• _Data provided_:
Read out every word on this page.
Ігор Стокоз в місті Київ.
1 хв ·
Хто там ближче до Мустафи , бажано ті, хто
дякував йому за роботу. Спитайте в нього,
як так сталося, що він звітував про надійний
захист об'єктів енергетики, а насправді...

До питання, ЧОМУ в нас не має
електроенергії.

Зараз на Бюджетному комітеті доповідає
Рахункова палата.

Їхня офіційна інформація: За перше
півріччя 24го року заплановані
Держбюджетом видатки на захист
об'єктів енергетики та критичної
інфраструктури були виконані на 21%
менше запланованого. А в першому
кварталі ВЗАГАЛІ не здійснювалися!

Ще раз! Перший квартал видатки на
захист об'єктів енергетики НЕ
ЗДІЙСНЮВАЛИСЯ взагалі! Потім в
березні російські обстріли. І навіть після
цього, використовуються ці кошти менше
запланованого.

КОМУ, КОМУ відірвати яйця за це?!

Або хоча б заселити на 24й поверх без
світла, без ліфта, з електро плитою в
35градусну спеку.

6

--

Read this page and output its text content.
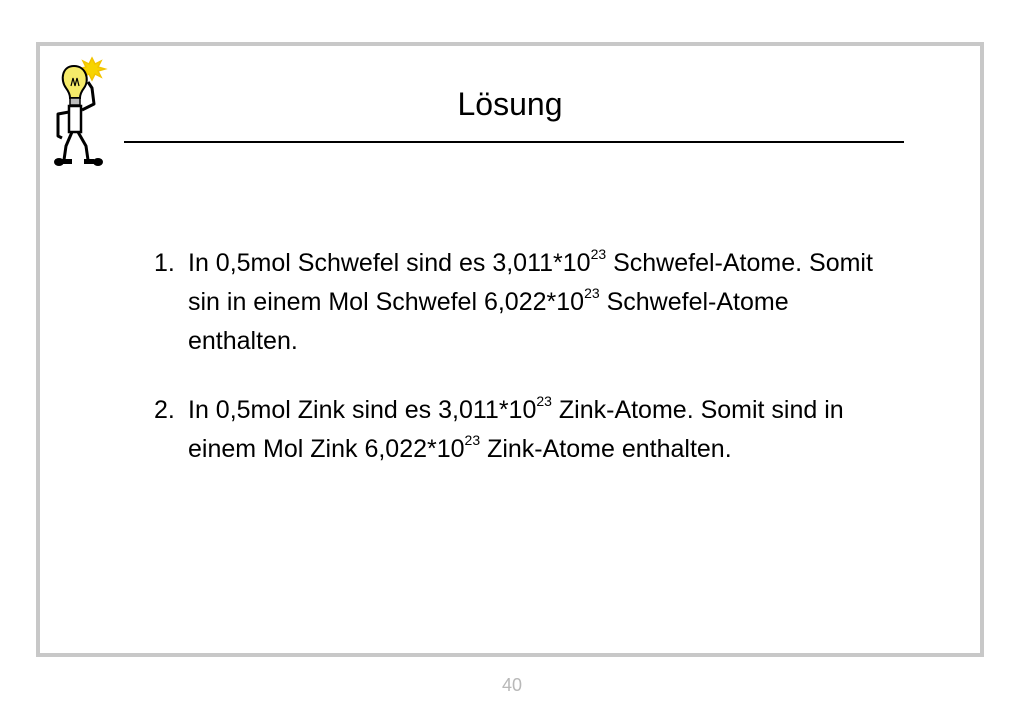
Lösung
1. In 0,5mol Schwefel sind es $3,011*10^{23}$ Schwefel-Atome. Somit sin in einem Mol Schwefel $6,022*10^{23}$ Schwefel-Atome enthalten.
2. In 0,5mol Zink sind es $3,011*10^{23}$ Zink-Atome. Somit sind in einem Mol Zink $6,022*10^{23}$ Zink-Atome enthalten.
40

• _Aim of the exercise_: Copy every line of the listing that contains the word "enthalten".

• _Full solution_:
1. In 0,5mol Schwefel sind es $3,011*10^{23}$ Schwefel-Atome. Somit sin in einem Mol Schwefel $6,022*10^{23}$ Schwefel-Atome enthalten.
2. In 0,5mol Zink sind es $3,011*10^{23}$ Zink-Atome. Somit sind in einem Mol Zink $6,022*10^{23}$ Zink-Atome enthalten.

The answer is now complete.